[Dataset listings of figures]

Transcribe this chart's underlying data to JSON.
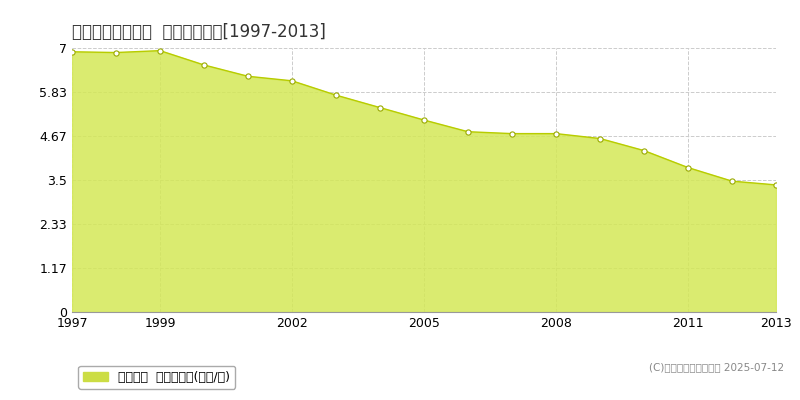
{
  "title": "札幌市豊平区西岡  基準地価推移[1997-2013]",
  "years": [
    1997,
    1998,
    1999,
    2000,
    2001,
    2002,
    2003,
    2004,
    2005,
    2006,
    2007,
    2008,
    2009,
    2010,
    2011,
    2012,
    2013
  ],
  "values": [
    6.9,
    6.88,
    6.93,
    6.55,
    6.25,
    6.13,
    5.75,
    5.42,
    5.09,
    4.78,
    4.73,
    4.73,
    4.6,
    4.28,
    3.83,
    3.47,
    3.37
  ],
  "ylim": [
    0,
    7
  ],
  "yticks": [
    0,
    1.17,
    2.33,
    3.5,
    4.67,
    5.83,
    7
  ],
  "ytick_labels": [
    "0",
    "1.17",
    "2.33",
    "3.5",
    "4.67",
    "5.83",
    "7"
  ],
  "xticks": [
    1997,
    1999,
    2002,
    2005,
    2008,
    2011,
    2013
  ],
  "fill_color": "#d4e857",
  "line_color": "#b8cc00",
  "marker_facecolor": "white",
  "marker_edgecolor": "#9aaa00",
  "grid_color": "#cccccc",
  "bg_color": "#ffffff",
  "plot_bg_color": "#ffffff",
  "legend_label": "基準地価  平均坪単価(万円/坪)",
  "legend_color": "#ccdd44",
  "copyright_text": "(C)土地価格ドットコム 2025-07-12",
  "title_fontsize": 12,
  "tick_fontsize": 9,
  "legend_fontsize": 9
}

STATED EXERCISE:
Which lines contain "ffffff"? Show each of them.

ANSWER FOR THE TASK:
  "bg_color": "#ffffff",
  "plot_bg_color": "#ffffff",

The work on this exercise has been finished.